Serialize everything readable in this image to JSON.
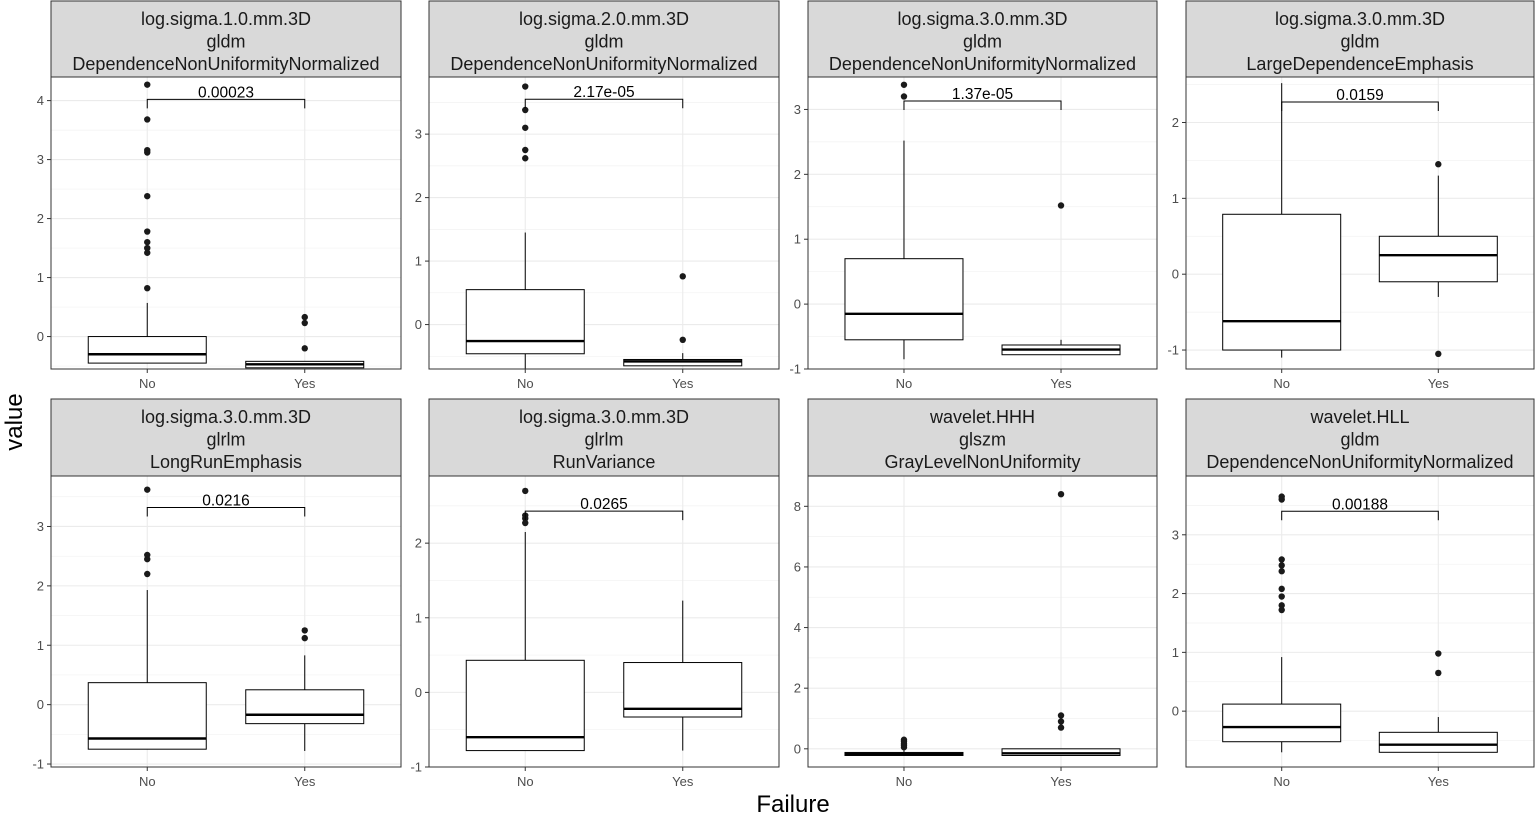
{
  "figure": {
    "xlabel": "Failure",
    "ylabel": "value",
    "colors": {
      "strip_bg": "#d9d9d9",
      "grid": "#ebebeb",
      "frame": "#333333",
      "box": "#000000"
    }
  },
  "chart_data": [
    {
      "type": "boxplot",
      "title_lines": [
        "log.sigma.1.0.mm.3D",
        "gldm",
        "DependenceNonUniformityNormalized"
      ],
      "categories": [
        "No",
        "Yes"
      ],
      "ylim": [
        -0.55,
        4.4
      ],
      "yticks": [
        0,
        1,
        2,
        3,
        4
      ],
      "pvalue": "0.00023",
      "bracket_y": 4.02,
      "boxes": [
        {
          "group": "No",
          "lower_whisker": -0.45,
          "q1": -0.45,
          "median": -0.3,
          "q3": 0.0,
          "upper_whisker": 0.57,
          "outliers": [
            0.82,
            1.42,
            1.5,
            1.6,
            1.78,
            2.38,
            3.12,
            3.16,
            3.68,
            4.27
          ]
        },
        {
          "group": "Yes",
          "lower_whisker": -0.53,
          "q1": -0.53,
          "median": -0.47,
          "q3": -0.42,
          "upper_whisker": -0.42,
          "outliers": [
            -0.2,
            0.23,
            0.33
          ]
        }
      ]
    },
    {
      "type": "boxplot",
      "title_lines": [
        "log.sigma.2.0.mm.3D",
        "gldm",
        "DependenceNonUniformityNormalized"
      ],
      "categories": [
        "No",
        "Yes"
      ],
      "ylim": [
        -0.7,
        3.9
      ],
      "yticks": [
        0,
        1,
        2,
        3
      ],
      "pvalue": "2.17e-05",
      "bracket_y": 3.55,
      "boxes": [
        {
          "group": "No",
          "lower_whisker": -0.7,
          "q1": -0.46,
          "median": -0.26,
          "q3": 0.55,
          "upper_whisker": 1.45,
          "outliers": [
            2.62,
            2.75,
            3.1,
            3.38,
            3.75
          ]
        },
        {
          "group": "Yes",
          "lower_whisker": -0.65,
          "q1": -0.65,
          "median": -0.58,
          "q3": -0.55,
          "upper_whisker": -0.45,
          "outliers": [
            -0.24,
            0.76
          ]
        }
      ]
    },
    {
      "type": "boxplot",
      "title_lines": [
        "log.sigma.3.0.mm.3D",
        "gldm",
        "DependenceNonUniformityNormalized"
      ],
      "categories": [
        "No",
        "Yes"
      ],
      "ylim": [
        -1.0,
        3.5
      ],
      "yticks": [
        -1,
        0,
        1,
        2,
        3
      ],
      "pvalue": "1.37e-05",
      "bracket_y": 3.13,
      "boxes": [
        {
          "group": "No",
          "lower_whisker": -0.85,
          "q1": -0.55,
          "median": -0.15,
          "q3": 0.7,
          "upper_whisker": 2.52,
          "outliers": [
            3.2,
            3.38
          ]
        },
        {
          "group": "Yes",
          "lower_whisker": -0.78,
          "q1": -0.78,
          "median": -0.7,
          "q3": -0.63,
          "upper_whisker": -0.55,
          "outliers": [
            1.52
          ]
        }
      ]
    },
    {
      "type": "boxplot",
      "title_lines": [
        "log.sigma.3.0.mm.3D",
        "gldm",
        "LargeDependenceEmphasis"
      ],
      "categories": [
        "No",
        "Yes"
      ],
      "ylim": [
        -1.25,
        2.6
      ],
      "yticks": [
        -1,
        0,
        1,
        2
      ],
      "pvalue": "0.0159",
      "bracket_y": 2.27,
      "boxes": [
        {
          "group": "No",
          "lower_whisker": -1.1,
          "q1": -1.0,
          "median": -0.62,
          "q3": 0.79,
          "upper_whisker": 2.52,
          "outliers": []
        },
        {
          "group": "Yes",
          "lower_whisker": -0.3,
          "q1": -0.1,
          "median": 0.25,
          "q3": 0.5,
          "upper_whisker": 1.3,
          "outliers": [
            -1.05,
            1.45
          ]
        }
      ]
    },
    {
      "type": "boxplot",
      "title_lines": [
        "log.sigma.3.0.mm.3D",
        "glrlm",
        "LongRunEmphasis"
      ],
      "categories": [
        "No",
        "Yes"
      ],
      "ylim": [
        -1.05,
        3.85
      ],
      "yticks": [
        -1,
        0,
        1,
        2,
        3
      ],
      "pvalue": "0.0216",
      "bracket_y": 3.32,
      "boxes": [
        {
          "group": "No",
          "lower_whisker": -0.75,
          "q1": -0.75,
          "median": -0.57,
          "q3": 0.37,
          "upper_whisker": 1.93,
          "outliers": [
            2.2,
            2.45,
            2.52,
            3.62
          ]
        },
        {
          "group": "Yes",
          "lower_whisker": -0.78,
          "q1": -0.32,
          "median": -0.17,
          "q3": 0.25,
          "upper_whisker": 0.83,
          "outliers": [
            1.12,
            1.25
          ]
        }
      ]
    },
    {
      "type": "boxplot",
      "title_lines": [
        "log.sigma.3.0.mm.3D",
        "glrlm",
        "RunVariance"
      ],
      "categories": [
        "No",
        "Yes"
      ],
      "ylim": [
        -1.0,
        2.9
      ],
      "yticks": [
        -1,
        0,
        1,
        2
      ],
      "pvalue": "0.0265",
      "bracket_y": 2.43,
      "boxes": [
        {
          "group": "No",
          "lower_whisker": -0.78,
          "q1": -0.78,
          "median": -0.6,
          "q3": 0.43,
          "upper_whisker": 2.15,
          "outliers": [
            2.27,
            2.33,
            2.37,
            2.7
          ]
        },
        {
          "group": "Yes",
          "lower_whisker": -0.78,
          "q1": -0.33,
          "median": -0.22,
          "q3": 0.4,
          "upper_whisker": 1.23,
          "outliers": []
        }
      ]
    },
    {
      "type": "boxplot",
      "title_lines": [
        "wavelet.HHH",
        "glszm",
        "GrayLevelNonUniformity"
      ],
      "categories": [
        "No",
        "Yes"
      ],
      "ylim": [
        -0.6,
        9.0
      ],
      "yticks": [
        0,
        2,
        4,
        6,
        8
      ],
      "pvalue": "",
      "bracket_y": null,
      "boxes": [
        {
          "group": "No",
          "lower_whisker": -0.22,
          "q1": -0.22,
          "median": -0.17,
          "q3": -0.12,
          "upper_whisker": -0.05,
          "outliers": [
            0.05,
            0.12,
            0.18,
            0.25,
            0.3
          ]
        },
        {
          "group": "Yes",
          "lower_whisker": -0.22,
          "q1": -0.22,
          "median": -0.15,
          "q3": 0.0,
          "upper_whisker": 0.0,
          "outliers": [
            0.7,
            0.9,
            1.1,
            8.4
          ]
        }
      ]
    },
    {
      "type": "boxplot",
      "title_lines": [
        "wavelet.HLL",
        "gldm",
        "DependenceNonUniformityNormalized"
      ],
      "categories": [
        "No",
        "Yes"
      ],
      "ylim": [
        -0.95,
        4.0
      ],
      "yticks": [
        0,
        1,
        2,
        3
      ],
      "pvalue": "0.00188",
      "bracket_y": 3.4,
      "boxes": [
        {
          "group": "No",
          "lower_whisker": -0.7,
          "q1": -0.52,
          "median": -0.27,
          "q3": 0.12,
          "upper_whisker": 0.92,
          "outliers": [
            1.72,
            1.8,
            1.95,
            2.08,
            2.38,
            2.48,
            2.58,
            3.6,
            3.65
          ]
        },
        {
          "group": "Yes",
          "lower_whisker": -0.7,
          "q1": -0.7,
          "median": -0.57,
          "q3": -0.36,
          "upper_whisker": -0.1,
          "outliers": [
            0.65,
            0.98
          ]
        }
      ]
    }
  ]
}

^^^^^^^^

Objective — Omit every image. Quote each record exactly.

Task output —
Serialize everything readable in this image to JSON.
{
  "figure": {
    "xlabel": "Failure",
    "ylabel": "value",
    "colors": {
      "strip_bg": "#d9d9d9",
      "grid": "#ebebeb",
      "frame": "#333333",
      "box": "#000000"
    }
  },
  "chart_data": [
    {
      "type": "boxplot",
      "title_lines": [
        "log.sigma.1.0.mm.3D",
        "gldm",
        "DependenceNonUniformityNormalized"
      ],
      "categories": [
        "No",
        "Yes"
      ],
      "ylim": [
        -0.55,
        4.4
      ],
      "yticks": [
        0,
        1,
        2,
        3,
        4
      ],
      "pvalue": "0.00023",
      "bracket_y": 4.02,
      "boxes": [
        {
          "group": "No",
          "lower_whisker": -0.45,
          "q1": -0.45,
          "median": -0.3,
          "q3": 0.0,
          "upper_whisker": 0.57,
          "outliers": [
            0.82,
            1.42,
            1.5,
            1.6,
            1.78,
            2.38,
            3.12,
            3.16,
            3.68,
            4.27
          ]
        },
        {
          "group": "Yes",
          "lower_whisker": -0.53,
          "q1": -0.53,
          "median": -0.47,
          "q3": -0.42,
          "upper_whisker": -0.42,
          "outliers": [
            -0.2,
            0.23,
            0.33
          ]
        }
      ]
    },
    {
      "type": "boxplot",
      "title_lines": [
        "log.sigma.2.0.mm.3D",
        "gldm",
        "DependenceNonUniformityNormalized"
      ],
      "categories": [
        "No",
        "Yes"
      ],
      "ylim": [
        -0.7,
        3.9
      ],
      "yticks": [
        0,
        1,
        2,
        3
      ],
      "pvalue": "2.17e-05",
      "bracket_y": 3.55,
      "boxes": [
        {
          "group": "No",
          "lower_whisker": -0.7,
          "q1": -0.46,
          "median": -0.26,
          "q3": 0.55,
          "upper_whisker": 1.45,
          "outliers": [
            2.62,
            2.75,
            3.1,
            3.38,
            3.75
          ]
        },
        {
          "group": "Yes",
          "lower_whisker": -0.65,
          "q1": -0.65,
          "median": -0.58,
          "q3": -0.55,
          "upper_whisker": -0.45,
          "outliers": [
            -0.24,
            0.76
          ]
        }
      ]
    },
    {
      "type": "boxplot",
      "title_lines": [
        "log.sigma.3.0.mm.3D",
        "gldm",
        "DependenceNonUniformityNormalized"
      ],
      "categories": [
        "No",
        "Yes"
      ],
      "ylim": [
        -1.0,
        3.5
      ],
      "yticks": [
        -1,
        0,
        1,
        2,
        3
      ],
      "pvalue": "1.37e-05",
      "bracket_y": 3.13,
      "boxes": [
        {
          "group": "No",
          "lower_whisker": -0.85,
          "q1": -0.55,
          "median": -0.15,
          "q3": 0.7,
          "upper_whisker": 2.52,
          "outliers": [
            3.2,
            3.38
          ]
        },
        {
          "group": "Yes",
          "lower_whisker": -0.78,
          "q1": -0.78,
          "median": -0.7,
          "q3": -0.63,
          "upper_whisker": -0.55,
          "outliers": [
            1.52
          ]
        }
      ]
    },
    {
      "type": "boxplot",
      "title_lines": [
        "log.sigma.3.0.mm.3D",
        "gldm",
        "LargeDependenceEmphasis"
      ],
      "categories": [
        "No",
        "Yes"
      ],
      "ylim": [
        -1.25,
        2.6
      ],
      "yticks": [
        -1,
        0,
        1,
        2
      ],
      "pvalue": "0.0159",
      "bracket_y": 2.27,
      "boxes": [
        {
          "group": "No",
          "lower_whisker": -1.1,
          "q1": -1.0,
          "median": -0.62,
          "q3": 0.79,
          "upper_whisker": 2.52,
          "outliers": []
        },
        {
          "group": "Yes",
          "lower_whisker": -0.3,
          "q1": -0.1,
          "median": 0.25,
          "q3": 0.5,
          "upper_whisker": 1.3,
          "outliers": [
            -1.05,
            1.45
          ]
        }
      ]
    },
    {
      "type": "boxplot",
      "title_lines": [
        "log.sigma.3.0.mm.3D",
        "glrlm",
        "LongRunEmphasis"
      ],
      "categories": [
        "No",
        "Yes"
      ],
      "ylim": [
        -1.05,
        3.85
      ],
      "yticks": [
        -1,
        0,
        1,
        2,
        3
      ],
      "pvalue": "0.0216",
      "bracket_y": 3.32,
      "boxes": [
        {
          "group": "No",
          "lower_whisker": -0.75,
          "q1": -0.75,
          "median": -0.57,
          "q3": 0.37,
          "upper_whisker": 1.93,
          "outliers": [
            2.2,
            2.45,
            2.52,
            3.62
          ]
        },
        {
          "group": "Yes",
          "lower_whisker": -0.78,
          "q1": -0.32,
          "median": -0.17,
          "q3": 0.25,
          "upper_whisker": 0.83,
          "outliers": [
            1.12,
            1.25
          ]
        }
      ]
    },
    {
      "type": "boxplot",
      "title_lines": [
        "log.sigma.3.0.mm.3D",
        "glrlm",
        "RunVariance"
      ],
      "categories": [
        "No",
        "Yes"
      ],
      "ylim": [
        -1.0,
        2.9
      ],
      "yticks": [
        -1,
        0,
        1,
        2
      ],
      "pvalue": "0.0265",
      "bracket_y": 2.43,
      "boxes": [
        {
          "group": "No",
          "lower_whisker": -0.78,
          "q1": -0.78,
          "median": -0.6,
          "q3": 0.43,
          "upper_whisker": 2.15,
          "outliers": [
            2.27,
            2.33,
            2.37,
            2.7
          ]
        },
        {
          "group": "Yes",
          "lower_whisker": -0.78,
          "q1": -0.33,
          "median": -0.22,
          "q3": 0.4,
          "upper_whisker": 1.23,
          "outliers": []
        }
      ]
    },
    {
      "type": "boxplot",
      "title_lines": [
        "wavelet.HHH",
        "glszm",
        "GrayLevelNonUniformity"
      ],
      "categories": [
        "No",
        "Yes"
      ],
      "ylim": [
        -0.6,
        9.0
      ],
      "yticks": [
        0,
        2,
        4,
        6,
        8
      ],
      "pvalue": "",
      "bracket_y": null,
      "boxes": [
        {
          "group": "No",
          "lower_whisker": -0.22,
          "q1": -0.22,
          "median": -0.17,
          "q3": -0.12,
          "upper_whisker": -0.05,
          "outliers": [
            0.05,
            0.12,
            0.18,
            0.25,
            0.3
          ]
        },
        {
          "group": "Yes",
          "lower_whisker": -0.22,
          "q1": -0.22,
          "median": -0.15,
          "q3": 0.0,
          "upper_whisker": 0.0,
          "outliers": [
            0.7,
            0.9,
            1.1,
            8.4
          ]
        }
      ]
    },
    {
      "type": "boxplot",
      "title_lines": [
        "wavelet.HLL",
        "gldm",
        "DependenceNonUniformityNormalized"
      ],
      "categories": [
        "No",
        "Yes"
      ],
      "ylim": [
        -0.95,
        4.0
      ],
      "yticks": [
        0,
        1,
        2,
        3
      ],
      "pvalue": "0.00188",
      "bracket_y": 3.4,
      "boxes": [
        {
          "group": "No",
          "lower_whisker": -0.7,
          "q1": -0.52,
          "median": -0.27,
          "q3": 0.12,
          "upper_whisker": 0.92,
          "outliers": [
            1.72,
            1.8,
            1.95,
            2.08,
            2.38,
            2.48,
            2.58,
            3.6,
            3.65
          ]
        },
        {
          "group": "Yes",
          "lower_whisker": -0.7,
          "q1": -0.7,
          "median": -0.57,
          "q3": -0.36,
          "upper_whisker": -0.1,
          "outliers": [
            0.65,
            0.98
          ]
        }
      ]
    }
  ]
}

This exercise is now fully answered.